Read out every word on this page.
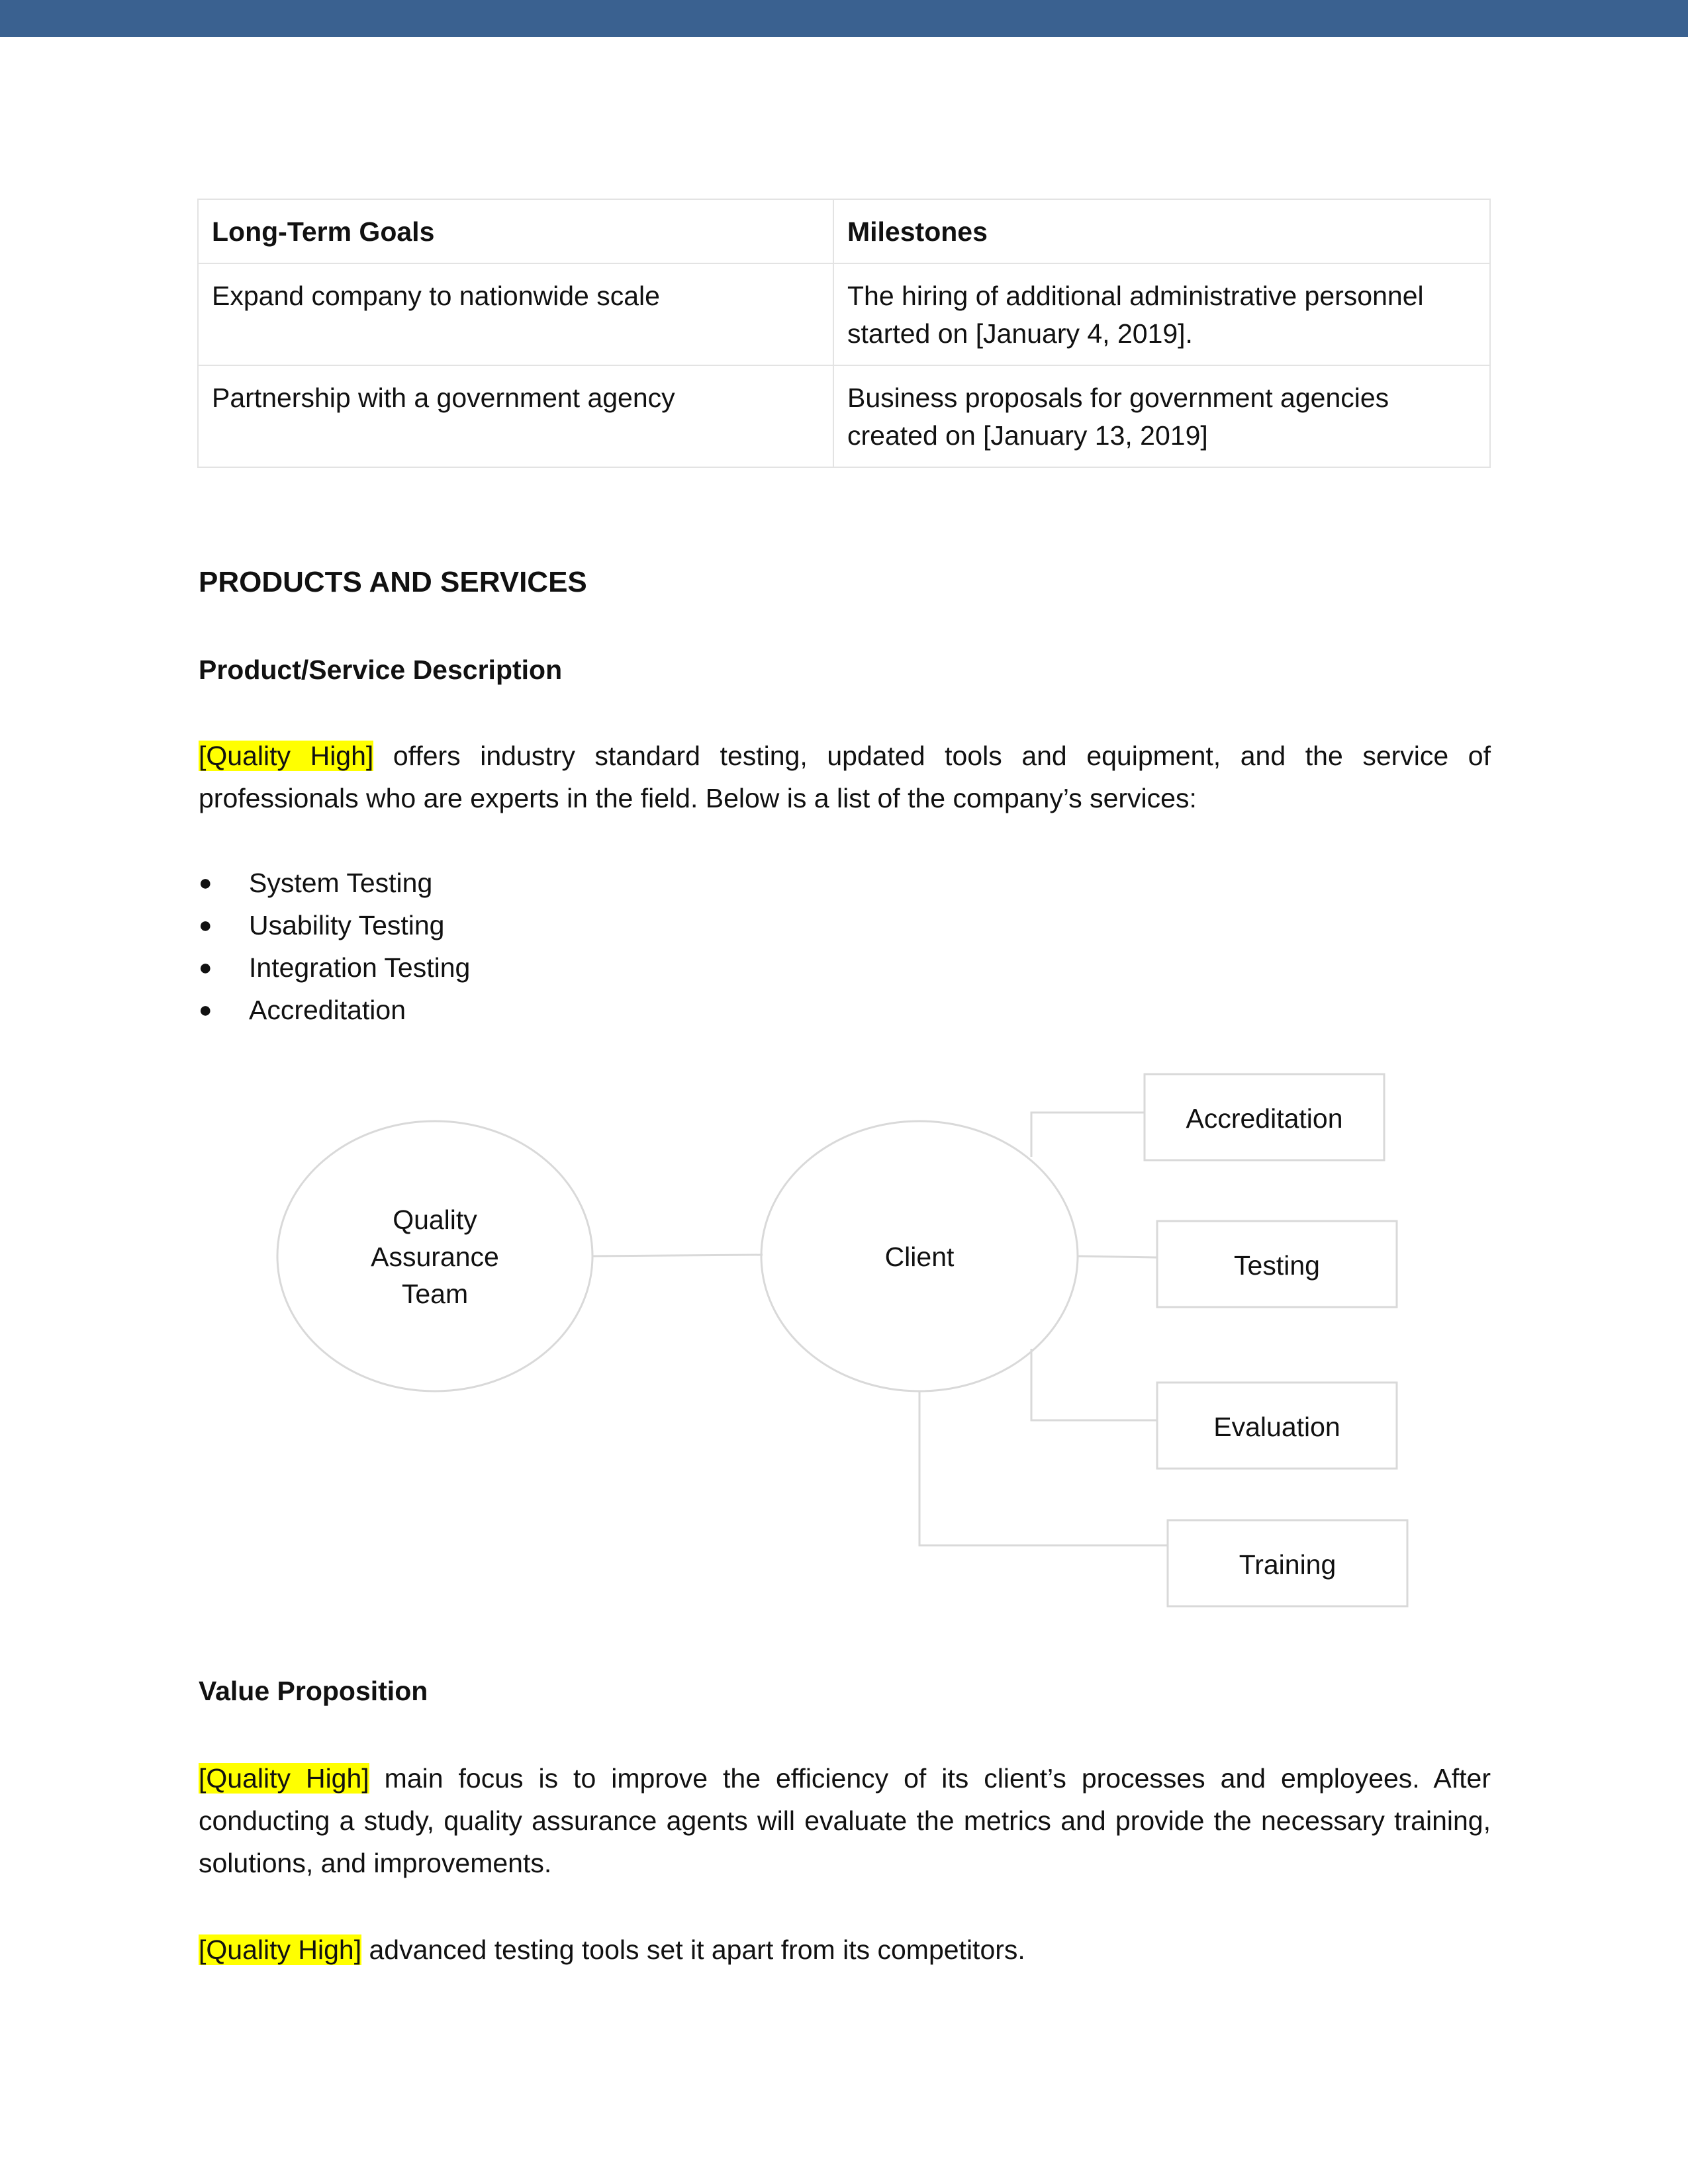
Long-Term Goals	Milestones
Expand company to nationwide scale	The hiring of additional administrative personnel started on [January 4, 2019].
Partnership with a government agency	Business proposals for government agencies created on [January 13, 2019]
PRODUCTS AND SERVICES
Product/Service Description

[Quality High] offers industry standard testing, updated tools and equipment, and the service of professionals who are experts in the field. Below is a list of the company’s services:

●	System Testing
●	Usability Testing
●	Integration Testing
●	Accreditation
Quality
Assurance
Team
Client
Accreditation
Testing
Evaluation
Training
Value Proposition

[Quality High] main focus is to improve the efficiency of its client’s processes and employees. After conducting a study, quality assurance agents will evaluate the metrics and provide the necessary training, solutions, and improvements.

[Quality High] advanced testing tools set it apart from its competitors.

————

* Task directions:
Exclude every picture and copy the remaining data exactly.

* Final result:
Read out every word on this page.
Long-Term Goals	Milestones
Expand company to nationwide scale	The hiring of additional administrative personnel started on [January 4, 2019].
Partnership with a government agency	Business proposals for government agencies created on [January 13, 2019]
PRODUCTS AND SERVICES
Product/Service Description

[Quality High] offers industry standard testing, updated tools and equipment, and the service of professionals who are experts in the field. Below is a list of the company’s services:

●	System Testing
●	Usability Testing
●	Integration Testing
●	Accreditation
Quality
Assurance
Team
Client
Accreditation
Testing
Evaluation
Training
Value Proposition

[Quality High] main focus is to improve the efficiency of its client’s processes and employees. After conducting a study, quality assurance agents will evaluate the metrics and provide the necessary training, solutions, and improvements.

[Quality High] advanced testing tools set it apart from its competitors.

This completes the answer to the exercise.